**Required task**
Take every line from the listing below that includes "replier" and copy it.

[Stored data]

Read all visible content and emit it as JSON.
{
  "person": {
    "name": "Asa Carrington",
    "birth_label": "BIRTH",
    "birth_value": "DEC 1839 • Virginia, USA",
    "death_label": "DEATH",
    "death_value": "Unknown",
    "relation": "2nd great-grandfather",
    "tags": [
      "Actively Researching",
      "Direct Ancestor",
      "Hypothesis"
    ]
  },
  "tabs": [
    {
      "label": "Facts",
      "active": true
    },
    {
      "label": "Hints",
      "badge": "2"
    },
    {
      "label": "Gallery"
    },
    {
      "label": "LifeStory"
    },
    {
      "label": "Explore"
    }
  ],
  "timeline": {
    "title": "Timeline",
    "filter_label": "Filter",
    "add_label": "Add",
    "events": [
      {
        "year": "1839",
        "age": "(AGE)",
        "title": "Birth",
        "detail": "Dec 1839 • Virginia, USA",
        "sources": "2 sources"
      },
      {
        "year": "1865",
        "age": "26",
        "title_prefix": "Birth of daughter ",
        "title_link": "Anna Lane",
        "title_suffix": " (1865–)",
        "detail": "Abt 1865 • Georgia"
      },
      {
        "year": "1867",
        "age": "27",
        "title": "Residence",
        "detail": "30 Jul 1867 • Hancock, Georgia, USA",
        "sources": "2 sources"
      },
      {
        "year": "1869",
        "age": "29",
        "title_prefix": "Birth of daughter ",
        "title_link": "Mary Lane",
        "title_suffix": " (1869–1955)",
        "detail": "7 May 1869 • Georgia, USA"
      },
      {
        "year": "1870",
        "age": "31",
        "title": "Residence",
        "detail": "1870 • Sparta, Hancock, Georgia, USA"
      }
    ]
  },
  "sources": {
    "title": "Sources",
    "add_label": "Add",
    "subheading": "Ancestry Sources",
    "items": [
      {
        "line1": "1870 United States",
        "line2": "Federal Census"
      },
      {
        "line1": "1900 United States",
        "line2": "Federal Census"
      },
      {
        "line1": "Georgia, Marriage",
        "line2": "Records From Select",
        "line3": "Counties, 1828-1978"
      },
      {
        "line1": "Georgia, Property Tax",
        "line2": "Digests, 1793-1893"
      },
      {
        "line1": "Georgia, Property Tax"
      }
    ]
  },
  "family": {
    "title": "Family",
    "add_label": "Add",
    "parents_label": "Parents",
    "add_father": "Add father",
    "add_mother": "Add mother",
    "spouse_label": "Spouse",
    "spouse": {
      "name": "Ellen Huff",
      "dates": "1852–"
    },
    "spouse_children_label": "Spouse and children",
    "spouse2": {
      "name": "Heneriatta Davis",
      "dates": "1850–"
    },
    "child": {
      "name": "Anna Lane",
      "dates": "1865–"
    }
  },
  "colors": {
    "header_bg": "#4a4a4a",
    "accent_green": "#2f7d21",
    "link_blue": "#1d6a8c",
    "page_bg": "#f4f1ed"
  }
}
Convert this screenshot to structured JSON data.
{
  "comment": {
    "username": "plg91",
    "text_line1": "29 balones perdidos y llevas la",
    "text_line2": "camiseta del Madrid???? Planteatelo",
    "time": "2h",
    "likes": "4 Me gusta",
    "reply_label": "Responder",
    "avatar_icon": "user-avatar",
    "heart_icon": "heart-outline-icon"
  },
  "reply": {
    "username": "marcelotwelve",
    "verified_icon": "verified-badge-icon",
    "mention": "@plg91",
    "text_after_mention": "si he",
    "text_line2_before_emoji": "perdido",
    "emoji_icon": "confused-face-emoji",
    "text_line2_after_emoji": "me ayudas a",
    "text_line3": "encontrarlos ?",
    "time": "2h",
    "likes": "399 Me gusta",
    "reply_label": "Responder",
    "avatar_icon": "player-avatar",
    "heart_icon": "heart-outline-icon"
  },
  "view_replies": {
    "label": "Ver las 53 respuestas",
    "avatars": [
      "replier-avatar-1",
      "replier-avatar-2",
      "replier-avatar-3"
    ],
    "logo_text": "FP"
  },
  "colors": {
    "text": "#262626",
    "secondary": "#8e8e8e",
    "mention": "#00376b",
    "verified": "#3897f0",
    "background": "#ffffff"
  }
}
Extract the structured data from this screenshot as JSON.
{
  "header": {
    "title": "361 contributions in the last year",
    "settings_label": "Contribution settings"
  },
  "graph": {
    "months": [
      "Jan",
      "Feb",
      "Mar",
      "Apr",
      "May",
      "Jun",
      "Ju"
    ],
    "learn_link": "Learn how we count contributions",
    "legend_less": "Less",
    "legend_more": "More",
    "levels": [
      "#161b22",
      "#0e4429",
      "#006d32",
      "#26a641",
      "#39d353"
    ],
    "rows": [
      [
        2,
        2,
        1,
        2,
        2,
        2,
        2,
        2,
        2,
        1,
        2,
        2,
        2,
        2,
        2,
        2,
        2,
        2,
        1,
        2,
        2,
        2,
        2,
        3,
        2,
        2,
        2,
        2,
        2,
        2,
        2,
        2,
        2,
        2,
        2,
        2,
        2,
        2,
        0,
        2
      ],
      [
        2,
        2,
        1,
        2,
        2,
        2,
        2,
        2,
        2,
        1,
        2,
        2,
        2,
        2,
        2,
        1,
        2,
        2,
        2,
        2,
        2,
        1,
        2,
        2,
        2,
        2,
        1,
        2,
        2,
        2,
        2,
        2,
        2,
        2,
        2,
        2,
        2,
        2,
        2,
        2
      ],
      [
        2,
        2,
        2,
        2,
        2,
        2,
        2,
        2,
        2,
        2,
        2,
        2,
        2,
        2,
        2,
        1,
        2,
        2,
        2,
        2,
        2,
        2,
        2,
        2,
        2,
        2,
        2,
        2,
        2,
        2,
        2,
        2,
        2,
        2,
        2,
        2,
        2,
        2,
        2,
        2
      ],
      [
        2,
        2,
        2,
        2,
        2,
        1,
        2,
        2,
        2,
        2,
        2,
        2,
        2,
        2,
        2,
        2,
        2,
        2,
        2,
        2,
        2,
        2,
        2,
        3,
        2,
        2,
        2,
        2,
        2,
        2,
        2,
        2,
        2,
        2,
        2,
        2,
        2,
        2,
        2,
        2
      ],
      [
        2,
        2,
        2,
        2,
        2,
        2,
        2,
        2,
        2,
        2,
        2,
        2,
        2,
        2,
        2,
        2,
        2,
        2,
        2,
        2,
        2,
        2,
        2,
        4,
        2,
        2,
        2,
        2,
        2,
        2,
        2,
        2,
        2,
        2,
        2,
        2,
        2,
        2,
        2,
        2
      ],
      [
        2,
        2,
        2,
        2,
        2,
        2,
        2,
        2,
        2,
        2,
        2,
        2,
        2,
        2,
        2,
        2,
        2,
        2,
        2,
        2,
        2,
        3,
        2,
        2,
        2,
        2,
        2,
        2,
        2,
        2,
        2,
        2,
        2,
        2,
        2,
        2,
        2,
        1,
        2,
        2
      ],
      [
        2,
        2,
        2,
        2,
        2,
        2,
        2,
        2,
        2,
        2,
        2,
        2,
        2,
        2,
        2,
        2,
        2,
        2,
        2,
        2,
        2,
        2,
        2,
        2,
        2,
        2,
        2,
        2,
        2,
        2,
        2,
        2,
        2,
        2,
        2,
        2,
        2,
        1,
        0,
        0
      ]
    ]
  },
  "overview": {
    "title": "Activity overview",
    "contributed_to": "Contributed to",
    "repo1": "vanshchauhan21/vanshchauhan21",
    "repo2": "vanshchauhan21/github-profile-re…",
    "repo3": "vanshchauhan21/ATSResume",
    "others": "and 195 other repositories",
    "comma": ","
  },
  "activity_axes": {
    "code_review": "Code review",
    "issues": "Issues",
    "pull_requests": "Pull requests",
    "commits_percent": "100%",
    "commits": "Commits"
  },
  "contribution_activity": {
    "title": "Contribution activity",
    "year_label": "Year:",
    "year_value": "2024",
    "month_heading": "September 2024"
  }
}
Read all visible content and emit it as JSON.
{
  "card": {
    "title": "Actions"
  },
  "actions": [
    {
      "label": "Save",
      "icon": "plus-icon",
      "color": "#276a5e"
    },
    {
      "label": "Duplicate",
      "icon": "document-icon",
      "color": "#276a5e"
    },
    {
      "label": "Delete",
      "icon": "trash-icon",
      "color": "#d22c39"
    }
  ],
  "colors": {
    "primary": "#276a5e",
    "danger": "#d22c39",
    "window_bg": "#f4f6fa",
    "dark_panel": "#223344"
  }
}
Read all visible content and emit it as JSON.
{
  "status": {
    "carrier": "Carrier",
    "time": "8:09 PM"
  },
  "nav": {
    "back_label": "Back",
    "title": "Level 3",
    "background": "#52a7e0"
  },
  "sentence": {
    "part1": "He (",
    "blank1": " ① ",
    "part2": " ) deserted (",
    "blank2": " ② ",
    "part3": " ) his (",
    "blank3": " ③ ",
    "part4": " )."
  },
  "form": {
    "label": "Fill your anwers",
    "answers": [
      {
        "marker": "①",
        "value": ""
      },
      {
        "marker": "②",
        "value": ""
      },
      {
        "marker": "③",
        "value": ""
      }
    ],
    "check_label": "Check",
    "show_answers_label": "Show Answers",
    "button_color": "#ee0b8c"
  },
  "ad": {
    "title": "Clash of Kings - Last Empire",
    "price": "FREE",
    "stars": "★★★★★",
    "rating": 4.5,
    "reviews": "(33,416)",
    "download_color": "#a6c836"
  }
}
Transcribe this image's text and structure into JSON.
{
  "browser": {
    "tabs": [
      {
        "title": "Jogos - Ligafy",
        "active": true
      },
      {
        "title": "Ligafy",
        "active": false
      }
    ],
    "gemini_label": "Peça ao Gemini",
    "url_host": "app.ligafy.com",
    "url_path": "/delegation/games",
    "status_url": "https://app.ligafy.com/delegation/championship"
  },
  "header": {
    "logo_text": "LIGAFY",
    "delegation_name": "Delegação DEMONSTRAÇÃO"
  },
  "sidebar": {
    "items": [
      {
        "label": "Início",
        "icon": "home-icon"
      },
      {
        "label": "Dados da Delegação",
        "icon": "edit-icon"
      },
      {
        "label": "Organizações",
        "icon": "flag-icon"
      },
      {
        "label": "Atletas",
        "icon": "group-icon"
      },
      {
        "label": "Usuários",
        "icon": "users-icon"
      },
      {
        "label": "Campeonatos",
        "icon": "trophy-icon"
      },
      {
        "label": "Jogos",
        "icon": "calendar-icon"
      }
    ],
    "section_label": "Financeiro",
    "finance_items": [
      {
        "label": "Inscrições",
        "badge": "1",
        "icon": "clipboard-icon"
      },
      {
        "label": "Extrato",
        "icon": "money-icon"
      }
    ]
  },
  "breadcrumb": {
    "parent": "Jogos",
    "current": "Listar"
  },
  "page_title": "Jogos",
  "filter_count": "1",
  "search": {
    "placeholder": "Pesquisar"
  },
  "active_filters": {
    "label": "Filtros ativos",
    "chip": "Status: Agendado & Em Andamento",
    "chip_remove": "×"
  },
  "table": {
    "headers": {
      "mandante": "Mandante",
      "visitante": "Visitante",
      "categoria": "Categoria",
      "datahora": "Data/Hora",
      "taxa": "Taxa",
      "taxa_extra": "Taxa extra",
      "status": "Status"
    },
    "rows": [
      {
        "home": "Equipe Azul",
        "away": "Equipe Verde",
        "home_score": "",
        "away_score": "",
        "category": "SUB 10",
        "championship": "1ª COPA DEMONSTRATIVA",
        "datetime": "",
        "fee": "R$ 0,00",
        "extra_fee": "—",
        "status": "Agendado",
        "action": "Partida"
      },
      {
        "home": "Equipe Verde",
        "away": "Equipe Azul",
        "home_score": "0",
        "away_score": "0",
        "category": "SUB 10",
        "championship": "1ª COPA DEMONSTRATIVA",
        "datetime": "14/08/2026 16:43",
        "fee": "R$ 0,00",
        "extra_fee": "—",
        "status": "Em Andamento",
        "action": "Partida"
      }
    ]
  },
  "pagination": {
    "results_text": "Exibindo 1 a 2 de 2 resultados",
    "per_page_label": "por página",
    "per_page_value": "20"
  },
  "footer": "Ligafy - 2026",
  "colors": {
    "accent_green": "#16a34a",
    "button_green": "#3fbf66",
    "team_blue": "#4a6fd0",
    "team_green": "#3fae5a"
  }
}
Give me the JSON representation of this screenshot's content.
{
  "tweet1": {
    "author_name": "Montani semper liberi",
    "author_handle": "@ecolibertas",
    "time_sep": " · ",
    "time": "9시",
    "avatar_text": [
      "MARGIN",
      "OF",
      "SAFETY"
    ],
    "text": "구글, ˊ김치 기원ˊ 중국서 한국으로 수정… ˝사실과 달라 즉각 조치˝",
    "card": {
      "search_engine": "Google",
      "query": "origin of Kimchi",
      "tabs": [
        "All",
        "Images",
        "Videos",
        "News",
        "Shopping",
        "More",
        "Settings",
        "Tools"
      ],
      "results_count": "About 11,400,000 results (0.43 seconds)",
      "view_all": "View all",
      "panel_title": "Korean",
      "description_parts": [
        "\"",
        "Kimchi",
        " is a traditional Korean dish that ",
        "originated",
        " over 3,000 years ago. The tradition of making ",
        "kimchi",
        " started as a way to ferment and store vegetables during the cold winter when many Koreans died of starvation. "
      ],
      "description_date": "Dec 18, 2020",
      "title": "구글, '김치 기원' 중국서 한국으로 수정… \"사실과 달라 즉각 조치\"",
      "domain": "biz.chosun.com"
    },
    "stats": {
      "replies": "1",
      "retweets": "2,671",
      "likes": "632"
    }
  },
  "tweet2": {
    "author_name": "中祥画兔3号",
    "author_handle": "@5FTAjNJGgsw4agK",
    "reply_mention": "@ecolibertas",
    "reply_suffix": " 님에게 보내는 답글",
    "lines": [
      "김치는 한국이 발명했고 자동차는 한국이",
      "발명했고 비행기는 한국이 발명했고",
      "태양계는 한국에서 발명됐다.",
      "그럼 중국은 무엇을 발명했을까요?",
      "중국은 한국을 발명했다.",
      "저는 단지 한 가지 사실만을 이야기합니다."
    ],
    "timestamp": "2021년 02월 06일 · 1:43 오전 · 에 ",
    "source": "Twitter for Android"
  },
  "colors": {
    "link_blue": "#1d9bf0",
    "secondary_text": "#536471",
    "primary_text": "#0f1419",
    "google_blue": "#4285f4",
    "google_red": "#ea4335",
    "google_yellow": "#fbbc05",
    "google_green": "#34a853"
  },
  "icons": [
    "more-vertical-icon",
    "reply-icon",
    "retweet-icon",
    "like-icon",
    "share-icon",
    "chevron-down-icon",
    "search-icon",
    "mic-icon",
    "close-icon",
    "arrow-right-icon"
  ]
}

**Worked solution**
      "replier-avatar-1",
      "replier-avatar-2",
      "replier-avatar-3"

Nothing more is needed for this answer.